## What is needed
Give the lines of the material below, from its first line through the line containing "- svg-text:1000: 1000: [862, 673, 886, 685]", both included, as a numbered list, leaving out any blank lines.

## Records shown

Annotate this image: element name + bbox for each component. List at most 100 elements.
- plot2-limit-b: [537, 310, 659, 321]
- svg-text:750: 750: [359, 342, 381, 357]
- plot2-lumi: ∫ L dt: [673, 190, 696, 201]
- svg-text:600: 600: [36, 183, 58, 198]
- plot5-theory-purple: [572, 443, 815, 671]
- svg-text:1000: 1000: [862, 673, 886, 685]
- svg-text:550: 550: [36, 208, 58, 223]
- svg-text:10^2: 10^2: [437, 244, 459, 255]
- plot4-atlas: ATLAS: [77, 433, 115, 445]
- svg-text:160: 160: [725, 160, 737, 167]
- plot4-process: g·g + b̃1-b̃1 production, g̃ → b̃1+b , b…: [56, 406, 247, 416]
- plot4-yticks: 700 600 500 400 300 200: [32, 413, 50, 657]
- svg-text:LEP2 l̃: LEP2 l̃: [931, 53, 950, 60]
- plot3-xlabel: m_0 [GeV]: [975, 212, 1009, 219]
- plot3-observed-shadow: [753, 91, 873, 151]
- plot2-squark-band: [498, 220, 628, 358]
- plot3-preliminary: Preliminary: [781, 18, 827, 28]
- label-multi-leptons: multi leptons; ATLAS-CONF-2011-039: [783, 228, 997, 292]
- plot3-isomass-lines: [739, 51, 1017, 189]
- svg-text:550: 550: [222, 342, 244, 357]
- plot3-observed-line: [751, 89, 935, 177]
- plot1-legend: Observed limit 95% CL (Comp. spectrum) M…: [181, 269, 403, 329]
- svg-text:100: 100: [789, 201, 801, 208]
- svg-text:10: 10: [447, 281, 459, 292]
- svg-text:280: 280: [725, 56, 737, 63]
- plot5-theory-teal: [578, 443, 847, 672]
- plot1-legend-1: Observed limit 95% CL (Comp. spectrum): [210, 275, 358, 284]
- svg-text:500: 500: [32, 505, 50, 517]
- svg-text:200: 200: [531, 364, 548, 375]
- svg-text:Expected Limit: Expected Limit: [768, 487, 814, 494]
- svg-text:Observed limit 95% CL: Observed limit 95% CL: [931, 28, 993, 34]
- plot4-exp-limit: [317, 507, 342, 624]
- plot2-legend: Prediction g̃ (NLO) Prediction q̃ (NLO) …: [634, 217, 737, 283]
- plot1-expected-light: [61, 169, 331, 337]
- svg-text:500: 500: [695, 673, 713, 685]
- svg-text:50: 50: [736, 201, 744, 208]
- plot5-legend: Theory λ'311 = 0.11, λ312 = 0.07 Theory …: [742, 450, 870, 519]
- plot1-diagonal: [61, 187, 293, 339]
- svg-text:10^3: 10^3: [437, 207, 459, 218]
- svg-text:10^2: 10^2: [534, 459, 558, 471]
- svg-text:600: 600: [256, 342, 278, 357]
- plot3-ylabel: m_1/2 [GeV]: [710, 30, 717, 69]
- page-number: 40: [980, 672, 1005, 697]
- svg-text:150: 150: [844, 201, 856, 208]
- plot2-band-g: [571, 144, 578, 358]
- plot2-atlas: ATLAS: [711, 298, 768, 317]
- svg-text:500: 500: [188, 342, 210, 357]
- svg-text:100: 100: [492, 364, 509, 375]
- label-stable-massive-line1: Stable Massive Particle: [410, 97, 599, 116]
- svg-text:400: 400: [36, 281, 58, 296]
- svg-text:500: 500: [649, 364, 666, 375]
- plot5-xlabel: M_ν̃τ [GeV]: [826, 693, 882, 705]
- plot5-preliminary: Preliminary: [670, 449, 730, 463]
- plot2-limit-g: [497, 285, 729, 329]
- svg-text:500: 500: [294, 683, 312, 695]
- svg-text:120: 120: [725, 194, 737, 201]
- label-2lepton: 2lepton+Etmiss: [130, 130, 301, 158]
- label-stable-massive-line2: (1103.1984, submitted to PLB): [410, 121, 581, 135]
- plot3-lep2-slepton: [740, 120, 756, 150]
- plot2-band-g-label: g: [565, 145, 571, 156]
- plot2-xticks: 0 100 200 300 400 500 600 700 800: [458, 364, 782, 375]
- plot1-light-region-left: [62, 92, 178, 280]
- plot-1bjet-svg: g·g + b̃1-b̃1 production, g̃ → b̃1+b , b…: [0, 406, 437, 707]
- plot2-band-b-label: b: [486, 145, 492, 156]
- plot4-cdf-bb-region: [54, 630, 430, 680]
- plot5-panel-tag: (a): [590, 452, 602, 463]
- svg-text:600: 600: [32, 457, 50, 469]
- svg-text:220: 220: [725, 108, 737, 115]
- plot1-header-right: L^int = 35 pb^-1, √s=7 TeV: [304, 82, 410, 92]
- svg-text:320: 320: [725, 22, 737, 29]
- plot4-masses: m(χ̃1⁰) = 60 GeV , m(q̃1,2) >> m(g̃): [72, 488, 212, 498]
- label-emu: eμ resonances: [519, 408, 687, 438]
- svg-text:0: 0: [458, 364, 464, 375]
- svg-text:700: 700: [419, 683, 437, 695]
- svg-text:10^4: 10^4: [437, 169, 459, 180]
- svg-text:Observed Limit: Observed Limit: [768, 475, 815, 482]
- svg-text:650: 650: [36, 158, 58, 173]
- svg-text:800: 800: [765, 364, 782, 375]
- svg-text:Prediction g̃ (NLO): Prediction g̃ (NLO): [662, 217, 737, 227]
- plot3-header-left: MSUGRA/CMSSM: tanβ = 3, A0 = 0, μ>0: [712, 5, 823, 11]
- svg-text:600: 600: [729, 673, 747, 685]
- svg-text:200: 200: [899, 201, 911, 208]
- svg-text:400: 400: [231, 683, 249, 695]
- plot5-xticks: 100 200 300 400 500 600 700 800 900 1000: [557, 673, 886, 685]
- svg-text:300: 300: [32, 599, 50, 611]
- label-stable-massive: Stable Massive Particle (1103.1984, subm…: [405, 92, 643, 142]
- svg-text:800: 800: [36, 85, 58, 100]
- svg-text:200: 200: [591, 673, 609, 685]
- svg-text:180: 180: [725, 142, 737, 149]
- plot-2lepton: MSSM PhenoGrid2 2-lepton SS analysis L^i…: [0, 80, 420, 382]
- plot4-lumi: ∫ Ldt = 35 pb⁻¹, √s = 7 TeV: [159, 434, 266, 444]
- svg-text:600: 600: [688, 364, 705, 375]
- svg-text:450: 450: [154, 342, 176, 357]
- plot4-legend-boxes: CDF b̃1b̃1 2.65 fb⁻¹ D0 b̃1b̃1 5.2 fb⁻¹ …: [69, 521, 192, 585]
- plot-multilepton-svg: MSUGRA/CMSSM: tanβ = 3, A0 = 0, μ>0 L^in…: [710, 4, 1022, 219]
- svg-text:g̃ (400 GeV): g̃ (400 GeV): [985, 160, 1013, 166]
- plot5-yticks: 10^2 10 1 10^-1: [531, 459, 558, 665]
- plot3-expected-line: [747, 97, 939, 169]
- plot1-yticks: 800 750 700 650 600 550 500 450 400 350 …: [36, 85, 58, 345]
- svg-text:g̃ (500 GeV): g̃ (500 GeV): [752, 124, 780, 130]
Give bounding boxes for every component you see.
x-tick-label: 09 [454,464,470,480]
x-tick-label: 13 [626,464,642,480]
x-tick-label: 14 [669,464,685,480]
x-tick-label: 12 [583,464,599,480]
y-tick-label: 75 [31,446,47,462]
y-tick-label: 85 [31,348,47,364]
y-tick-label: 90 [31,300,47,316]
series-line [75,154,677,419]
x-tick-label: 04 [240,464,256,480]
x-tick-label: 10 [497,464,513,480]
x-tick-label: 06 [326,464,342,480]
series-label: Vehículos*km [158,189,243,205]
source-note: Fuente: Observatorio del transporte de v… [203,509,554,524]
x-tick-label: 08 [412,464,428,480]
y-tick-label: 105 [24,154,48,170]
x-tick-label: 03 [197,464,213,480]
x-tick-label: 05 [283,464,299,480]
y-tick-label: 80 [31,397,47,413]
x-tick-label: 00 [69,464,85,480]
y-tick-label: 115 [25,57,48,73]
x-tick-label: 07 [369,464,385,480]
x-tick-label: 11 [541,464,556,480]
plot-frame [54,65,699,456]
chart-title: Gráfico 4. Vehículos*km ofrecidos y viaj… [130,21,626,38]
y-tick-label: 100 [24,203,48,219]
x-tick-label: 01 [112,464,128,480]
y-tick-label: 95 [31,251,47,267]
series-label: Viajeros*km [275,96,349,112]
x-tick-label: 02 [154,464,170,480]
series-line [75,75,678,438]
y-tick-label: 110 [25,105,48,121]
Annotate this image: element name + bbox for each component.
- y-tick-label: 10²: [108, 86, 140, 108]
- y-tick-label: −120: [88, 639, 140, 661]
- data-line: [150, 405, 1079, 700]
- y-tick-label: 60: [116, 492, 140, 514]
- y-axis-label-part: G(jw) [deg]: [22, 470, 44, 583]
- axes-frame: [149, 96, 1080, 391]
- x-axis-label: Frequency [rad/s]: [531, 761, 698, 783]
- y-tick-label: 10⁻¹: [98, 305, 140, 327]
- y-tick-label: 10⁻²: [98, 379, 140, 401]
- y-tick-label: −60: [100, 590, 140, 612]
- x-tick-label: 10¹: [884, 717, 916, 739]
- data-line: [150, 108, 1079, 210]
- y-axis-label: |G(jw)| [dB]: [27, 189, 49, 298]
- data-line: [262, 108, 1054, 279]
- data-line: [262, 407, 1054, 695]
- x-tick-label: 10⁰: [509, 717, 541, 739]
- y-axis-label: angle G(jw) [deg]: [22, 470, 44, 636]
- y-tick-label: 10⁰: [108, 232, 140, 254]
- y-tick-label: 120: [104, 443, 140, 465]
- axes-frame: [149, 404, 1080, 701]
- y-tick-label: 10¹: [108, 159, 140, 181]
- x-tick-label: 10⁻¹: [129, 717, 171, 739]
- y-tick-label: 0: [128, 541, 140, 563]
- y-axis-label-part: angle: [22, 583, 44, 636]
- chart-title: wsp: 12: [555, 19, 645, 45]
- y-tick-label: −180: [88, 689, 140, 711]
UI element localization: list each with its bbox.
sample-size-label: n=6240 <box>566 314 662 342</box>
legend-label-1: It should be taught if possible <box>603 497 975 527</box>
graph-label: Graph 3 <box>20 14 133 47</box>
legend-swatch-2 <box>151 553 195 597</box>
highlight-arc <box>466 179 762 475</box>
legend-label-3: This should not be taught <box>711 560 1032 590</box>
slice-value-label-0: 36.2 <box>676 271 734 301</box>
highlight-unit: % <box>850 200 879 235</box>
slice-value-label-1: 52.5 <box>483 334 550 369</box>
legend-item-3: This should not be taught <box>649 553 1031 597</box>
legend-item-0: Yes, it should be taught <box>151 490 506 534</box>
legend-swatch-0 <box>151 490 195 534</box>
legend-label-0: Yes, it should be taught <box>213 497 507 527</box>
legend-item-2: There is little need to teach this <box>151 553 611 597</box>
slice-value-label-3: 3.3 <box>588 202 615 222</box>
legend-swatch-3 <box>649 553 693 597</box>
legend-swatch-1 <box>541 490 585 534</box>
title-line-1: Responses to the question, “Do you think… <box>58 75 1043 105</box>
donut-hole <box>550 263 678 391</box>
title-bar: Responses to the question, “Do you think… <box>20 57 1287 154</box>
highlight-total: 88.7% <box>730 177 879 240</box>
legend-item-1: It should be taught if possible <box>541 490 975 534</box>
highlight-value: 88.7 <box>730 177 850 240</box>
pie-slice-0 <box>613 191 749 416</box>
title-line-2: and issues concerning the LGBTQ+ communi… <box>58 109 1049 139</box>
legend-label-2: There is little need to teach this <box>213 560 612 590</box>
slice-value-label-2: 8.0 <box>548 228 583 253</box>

## Result
1. Annotate this image: element name + bbox for each component. List at most 100 elements.
2. - plot2-limit-b: [537, 310, 659, 321]
3. - svg-text:750: 750: [359, 342, 381, 357]
4. - plot2-lumi: ∫ L dt: [673, 190, 696, 201]
5. - svg-text:600: 600: [36, 183, 58, 198]
6. - plot5-theory-purple: [572, 443, 815, 671]
7. - svg-text:1000: 1000: [862, 673, 886, 685]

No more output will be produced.